EXERCISE AIM: All records must be quoted exactly. Omit the pictures.

INPUT DATA:
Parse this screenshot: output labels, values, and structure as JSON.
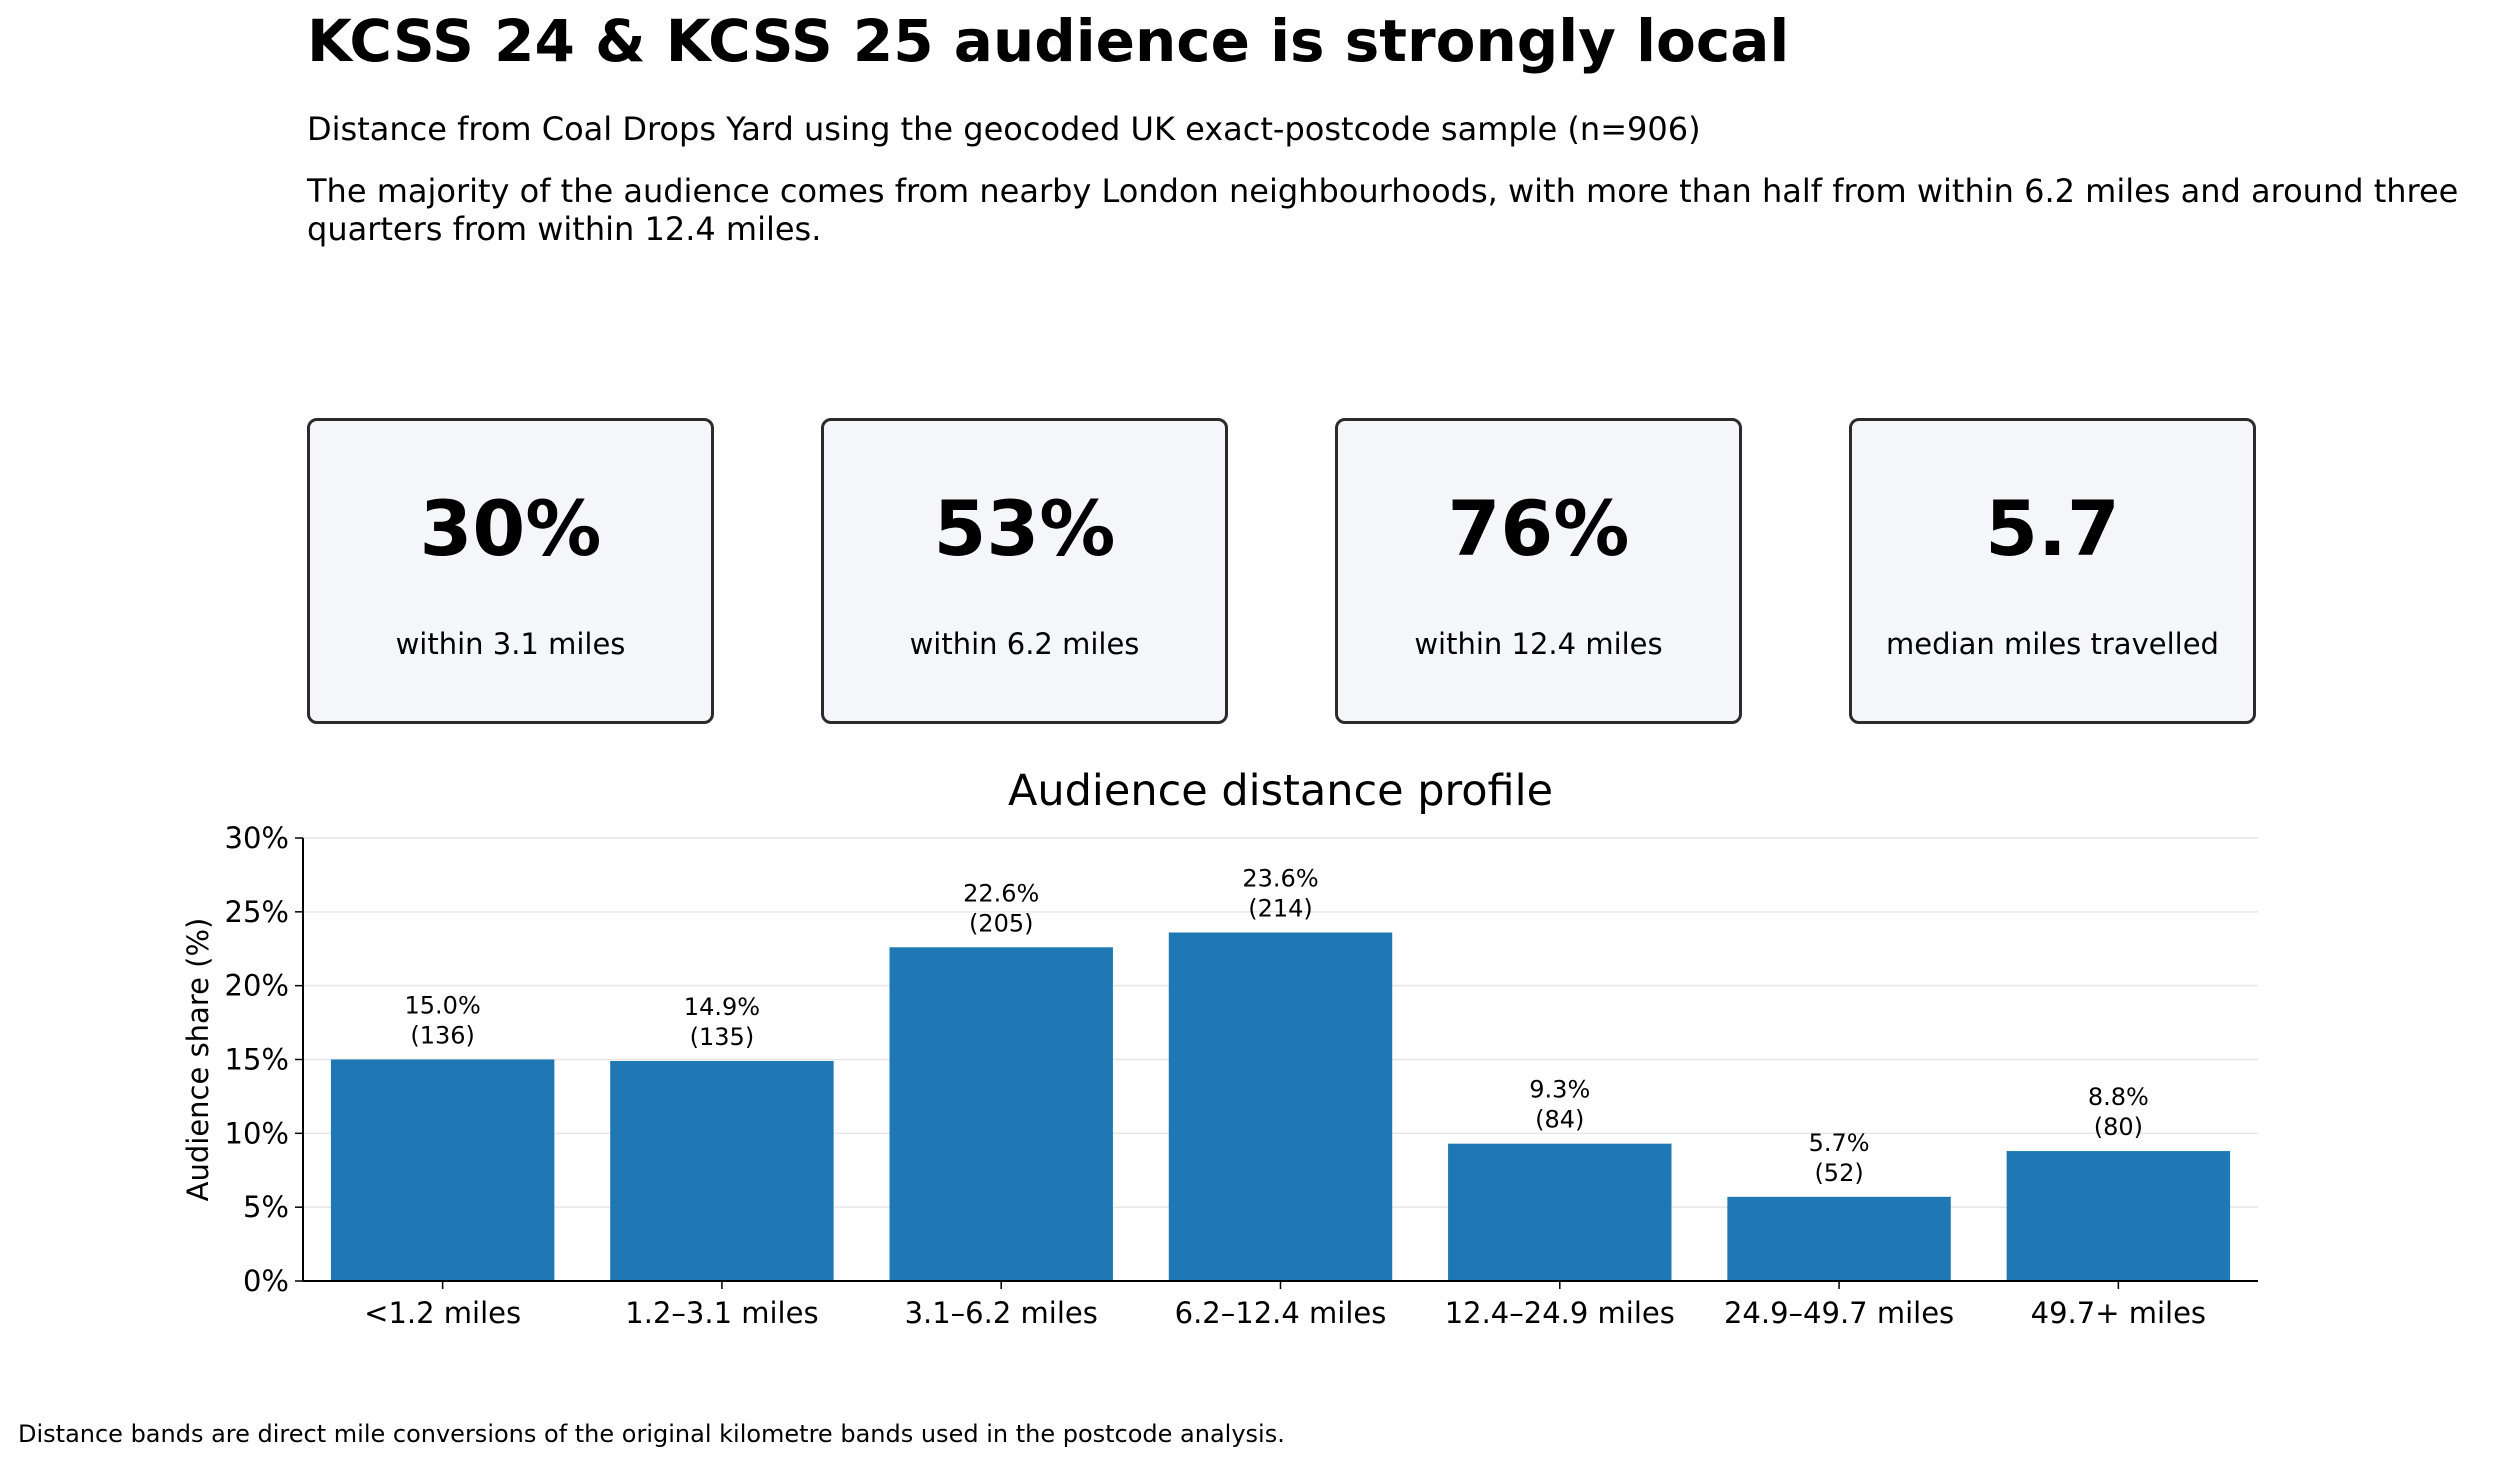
{
  "header": {
    "title": "KCSS 24 & KCSS 25 audience is strongly local",
    "subtitle": "Distance from Coal Drops Yard using the geocoded UK exact-postcode sample (n=906)",
    "description": "The majority of the audience comes from nearby London neighbourhoods, with more than half from within 6.2 miles and around three quarters from within 12.4 miles."
  },
  "kpis": [
    {
      "value": "30%",
      "label": "within 3.1 miles"
    },
    {
      "value": "53%",
      "label": "within 6.2 miles"
    },
    {
      "value": "76%",
      "label": "within 12.4 miles"
    },
    {
      "value": "5.7",
      "label": "median miles travelled"
    }
  ],
  "colors": {
    "bar": "#1f77b4",
    "card_bg": "#f4f6fa",
    "card_border": "#2b2b2b",
    "grid": "#e6e6e6"
  },
  "chart_data": {
    "type": "bar",
    "title": "Audience distance profile",
    "xlabel": "",
    "ylabel": "Audience share (%)",
    "ylim": [
      0,
      30
    ],
    "yticks": [
      0,
      5,
      10,
      15,
      20,
      25,
      30
    ],
    "ytick_labels": [
      "0%",
      "5%",
      "10%",
      "15%",
      "20%",
      "25%",
      "30%"
    ],
    "grid": true,
    "categories": [
      "<1.2 miles",
      "1.2–3.1 miles",
      "3.1–6.2 miles",
      "6.2–12.4 miles",
      "12.4–24.9 miles",
      "24.9–49.7 miles",
      "49.7+ miles"
    ],
    "values": [
      15.0,
      14.9,
      22.6,
      23.6,
      9.3,
      5.7,
      8.8
    ],
    "value_labels": [
      "15.0%",
      "14.9%",
      "22.6%",
      "23.6%",
      "9.3%",
      "5.7%",
      "8.8%"
    ],
    "count_labels": [
      "(136)",
      "(135)",
      "(205)",
      "(214)",
      "(84)",
      "(52)",
      "(80)"
    ]
  },
  "footnote": "Distance bands are direct mile conversions of the original kilometre bands used in the postcode analysis."
}
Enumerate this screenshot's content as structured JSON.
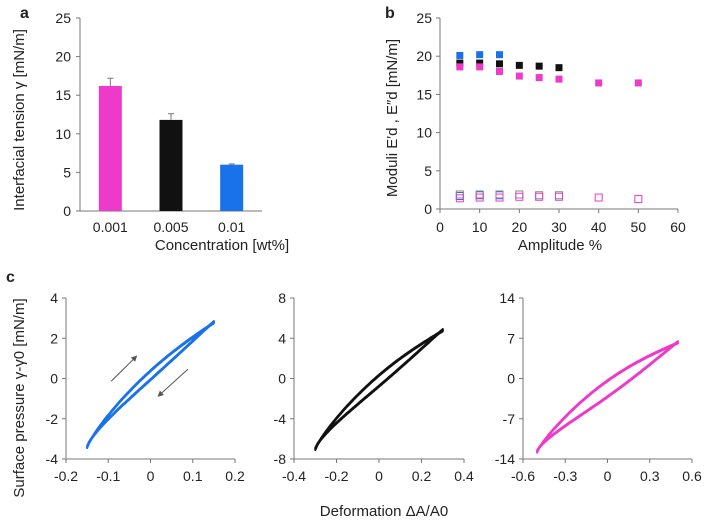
{
  "panel_labels": [
    "a",
    "b",
    "c"
  ],
  "colors": {
    "magenta": "#ee3aca",
    "black": "#111111",
    "blue": "#1a72ea",
    "axis": "#777777"
  },
  "chart_data": [
    {
      "id": "a",
      "type": "bar",
      "categories": [
        "0.001",
        "0.005",
        "0.01"
      ],
      "values": [
        16.2,
        11.8,
        6.0
      ],
      "errors": [
        1.0,
        0.8,
        0.1
      ],
      "colors": [
        "#ee3aca",
        "#111111",
        "#1a72ea"
      ],
      "xlabel": "Concentration [wt%]",
      "ylabel": "Interfacial tension γ [mN/m]",
      "ylim": [
        0,
        25
      ],
      "yticks": [
        "0",
        "5",
        "10",
        "15",
        "20",
        "25"
      ]
    },
    {
      "id": "b",
      "type": "scatter",
      "xlabel": "Amplitude %",
      "ylabel": "Moduli E′d , E″d [mN/m]",
      "xlim": [
        0,
        60
      ],
      "ylim": [
        0,
        25
      ],
      "xticks": [
        "0",
        "10",
        "20",
        "30",
        "40",
        "50",
        "60"
      ],
      "yticks": [
        "0",
        "5",
        "10",
        "15",
        "20",
        "25"
      ],
      "series": [
        {
          "name": "E' blue",
          "marker": "filled",
          "color": "#1a72ea",
          "x": [
            5,
            10,
            15
          ],
          "y": [
            20.1,
            20.2,
            20.2
          ]
        },
        {
          "name": "E' black",
          "marker": "filled",
          "color": "#111111",
          "x": [
            5,
            10,
            15,
            20,
            25,
            30
          ],
          "y": [
            19.1,
            19.1,
            19.0,
            18.8,
            18.7,
            18.5
          ]
        },
        {
          "name": "E' magenta",
          "marker": "filled",
          "color": "#ee3aca",
          "x": [
            5,
            10,
            15,
            20,
            25,
            30,
            40,
            50
          ],
          "y": [
            18.6,
            18.6,
            18.0,
            17.4,
            17.2,
            17.0,
            16.5,
            16.5
          ]
        },
        {
          "name": "E'' blue",
          "marker": "open",
          "color": "#1a72ea",
          "x": [
            5,
            10,
            15
          ],
          "y": [
            1.7,
            1.8,
            1.8
          ]
        },
        {
          "name": "E'' black",
          "marker": "open",
          "color": "#888888",
          "x": [
            5,
            10,
            15,
            20,
            25,
            30
          ],
          "y": [
            1.9,
            1.9,
            1.9,
            1.9,
            1.8,
            1.8
          ]
        },
        {
          "name": "E'' magenta",
          "marker": "open",
          "color": "#ee3aca",
          "x": [
            5,
            10,
            15,
            20,
            25,
            30,
            40,
            50
          ],
          "y": [
            1.4,
            1.5,
            1.5,
            1.6,
            1.6,
            1.6,
            1.5,
            1.3
          ]
        }
      ]
    },
    {
      "id": "c1",
      "type": "line",
      "color": "#1a72ea",
      "xlim": [
        -0.2,
        0.2
      ],
      "ylim": [
        -4,
        4
      ],
      "xticks": [
        "-0.2",
        "-0.1",
        "0",
        "0.1",
        "0.2"
      ],
      "yticks": [
        "-4",
        "-2",
        "0",
        "2",
        "4"
      ],
      "x_range": [
        -0.15,
        0.15
      ],
      "y_range": [
        -3.4,
        2.8
      ],
      "loop_width": 0.25,
      "arrows": [
        "up-right along upper branch",
        "down-left along lower branch"
      ]
    },
    {
      "id": "c2",
      "type": "line",
      "color": "#111111",
      "xlim": [
        -0.4,
        0.4
      ],
      "ylim": [
        -8,
        8
      ],
      "xticks": [
        "-0.4",
        "-0.2",
        "0",
        "0.2",
        "0.4"
      ],
      "yticks": [
        "-8",
        "-4",
        "0",
        "4",
        "8"
      ],
      "x_range": [
        -0.3,
        0.3
      ],
      "y_range": [
        -7.0,
        4.8
      ],
      "loop_width": 0.6
    },
    {
      "id": "c3",
      "type": "line",
      "color": "#ee3aca",
      "xlim": [
        -0.6,
        0.6
      ],
      "ylim": [
        -14,
        14
      ],
      "xticks": [
        "-0.6",
        "-0.3",
        "0",
        "0.3",
        "0.6"
      ],
      "yticks": [
        "-14",
        "-7",
        "0",
        "7",
        "14"
      ],
      "x_range": [
        -0.5,
        0.5
      ],
      "y_range": [
        -12.7,
        6.3
      ],
      "loop_width": 1.5
    }
  ],
  "shared_labels": {
    "c_ylabel": "Surface pressure γ-γ0 [mN/m]",
    "c_xlabel": "Deformation ΔA/A0"
  }
}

CORRECT ANSWER:
Parse this screenshot: output labels, values, and structure as JSON.
{
  "header": {
    "title": "KCSS 24 & KCSS 25 audience is strongly local",
    "subtitle": "Distance from Coal Drops Yard using the geocoded UK exact-postcode sample (n=906)",
    "description": "The majority of the audience comes from nearby London neighbourhoods, with more than half from within 6.2 miles and around three quarters from within 12.4 miles."
  },
  "kpis": [
    {
      "value": "30%",
      "label": "within 3.1 miles"
    },
    {
      "value": "53%",
      "label": "within 6.2 miles"
    },
    {
      "value": "76%",
      "label": "within 12.4 miles"
    },
    {
      "value": "5.7",
      "label": "median miles travelled"
    }
  ],
  "colors": {
    "bar": "#1f77b4",
    "card_bg": "#f4f6fa",
    "card_border": "#2b2b2b",
    "grid": "#e6e6e6"
  },
  "chart_data": {
    "type": "bar",
    "title": "Audience distance profile",
    "xlabel": "",
    "ylabel": "Audience share (%)",
    "ylim": [
      0,
      30
    ],
    "yticks": [
      0,
      5,
      10,
      15,
      20,
      25,
      30
    ],
    "ytick_labels": [
      "0%",
      "5%",
      "10%",
      "15%",
      "20%",
      "25%",
      "30%"
    ],
    "grid": true,
    "categories": [
      "<1.2 miles",
      "1.2–3.1 miles",
      "3.1–6.2 miles",
      "6.2–12.4 miles",
      "12.4–24.9 miles",
      "24.9–49.7 miles",
      "49.7+ miles"
    ],
    "values": [
      15.0,
      14.9,
      22.6,
      23.6,
      9.3,
      5.7,
      8.8
    ],
    "value_labels": [
      "15.0%",
      "14.9%",
      "22.6%",
      "23.6%",
      "9.3%",
      "5.7%",
      "8.8%"
    ],
    "count_labels": [
      "(136)",
      "(135)",
      "(205)",
      "(214)",
      "(84)",
      "(52)",
      "(80)"
    ]
  },
  "footnote": "Distance bands are direct mile conversions of the original kilometre bands used in the postcode analysis."
}
Enumerate this screenshot's content as structured JSON.
{
  "panel_labels": [
    "a",
    "b",
    "c"
  ],
  "colors": {
    "magenta": "#ee3aca",
    "black": "#111111",
    "blue": "#1a72ea",
    "axis": "#777777"
  },
  "chart_data": [
    {
      "id": "a",
      "type": "bar",
      "categories": [
        "0.001",
        "0.005",
        "0.01"
      ],
      "values": [
        16.2,
        11.8,
        6.0
      ],
      "errors": [
        1.0,
        0.8,
        0.1
      ],
      "colors": [
        "#ee3aca",
        "#111111",
        "#1a72ea"
      ],
      "xlabel": "Concentration [wt%]",
      "ylabel": "Interfacial tension γ [mN/m]",
      "ylim": [
        0,
        25
      ],
      "yticks": [
        "0",
        "5",
        "10",
        "15",
        "20",
        "25"
      ]
    },
    {
      "id": "b",
      "type": "scatter",
      "xlabel": "Amplitude %",
      "ylabel": "Moduli E′d , E″d [mN/m]",
      "xlim": [
        0,
        60
      ],
      "ylim": [
        0,
        25
      ],
      "xticks": [
        "0",
        "10",
        "20",
        "30",
        "40",
        "50",
        "60"
      ],
      "yticks": [
        "0",
        "5",
        "10",
        "15",
        "20",
        "25"
      ],
      "series": [
        {
          "name": "E' blue",
          "marker": "filled",
          "color": "#1a72ea",
          "x": [
            5,
            10,
            15
          ],
          "y": [
            20.1,
            20.2,
            20.2
          ]
        },
        {
          "name": "E' black",
          "marker": "filled",
          "color": "#111111",
          "x": [
            5,
            10,
            15,
            20,
            25,
            30
          ],
          "y": [
            19.1,
            19.1,
            19.0,
            18.8,
            18.7,
            18.5
          ]
        },
        {
          "name": "E' magenta",
          "marker": "filled",
          "color": "#ee3aca",
          "x": [
            5,
            10,
            15,
            20,
            25,
            30,
            40,
            50
          ],
          "y": [
            18.6,
            18.6,
            18.0,
            17.4,
            17.2,
            17.0,
            16.5,
            16.5
          ]
        },
        {
          "name": "E'' blue",
          "marker": "open",
          "color": "#1a72ea",
          "x": [
            5,
            10,
            15
          ],
          "y": [
            1.7,
            1.8,
            1.8
          ]
        },
        {
          "name": "E'' black",
          "marker": "open",
          "color": "#888888",
          "x": [
            5,
            10,
            15,
            20,
            25,
            30
          ],
          "y": [
            1.9,
            1.9,
            1.9,
            1.9,
            1.8,
            1.8
          ]
        },
        {
          "name": "E'' magenta",
          "marker": "open",
          "color": "#ee3aca",
          "x": [
            5,
            10,
            15,
            20,
            25,
            30,
            40,
            50
          ],
          "y": [
            1.4,
            1.5,
            1.5,
            1.6,
            1.6,
            1.6,
            1.5,
            1.3
          ]
        }
      ]
    },
    {
      "id": "c1",
      "type": "line",
      "color": "#1a72ea",
      "xlim": [
        -0.2,
        0.2
      ],
      "ylim": [
        -4,
        4
      ],
      "xticks": [
        "-0.2",
        "-0.1",
        "0",
        "0.1",
        "0.2"
      ],
      "yticks": [
        "-4",
        "-2",
        "0",
        "2",
        "4"
      ],
      "x_range": [
        -0.15,
        0.15
      ],
      "y_range": [
        -3.4,
        2.8
      ],
      "loop_width": 0.25,
      "arrows": [
        "up-right along upper branch",
        "down-left along lower branch"
      ]
    },
    {
      "id": "c2",
      "type": "line",
      "color": "#111111",
      "xlim": [
        -0.4,
        0.4
      ],
      "ylim": [
        -8,
        8
      ],
      "xticks": [
        "-0.4",
        "-0.2",
        "0",
        "0.2",
        "0.4"
      ],
      "yticks": [
        "-8",
        "-4",
        "0",
        "4",
        "8"
      ],
      "x_range": [
        -0.3,
        0.3
      ],
      "y_range": [
        -7.0,
        4.8
      ],
      "loop_width": 0.6
    },
    {
      "id": "c3",
      "type": "line",
      "color": "#ee3aca",
      "xlim": [
        -0.6,
        0.6
      ],
      "ylim": [
        -14,
        14
      ],
      "xticks": [
        "-0.6",
        "-0.3",
        "0",
        "0.3",
        "0.6"
      ],
      "yticks": [
        "-14",
        "-7",
        "0",
        "7",
        "14"
      ],
      "x_range": [
        -0.5,
        0.5
      ],
      "y_range": [
        -12.7,
        6.3
      ],
      "loop_width": 1.5
    }
  ],
  "shared_labels": {
    "c_ylabel": "Surface pressure γ-γ0 [mN/m]",
    "c_xlabel": "Deformation ΔA/A0"
  }
}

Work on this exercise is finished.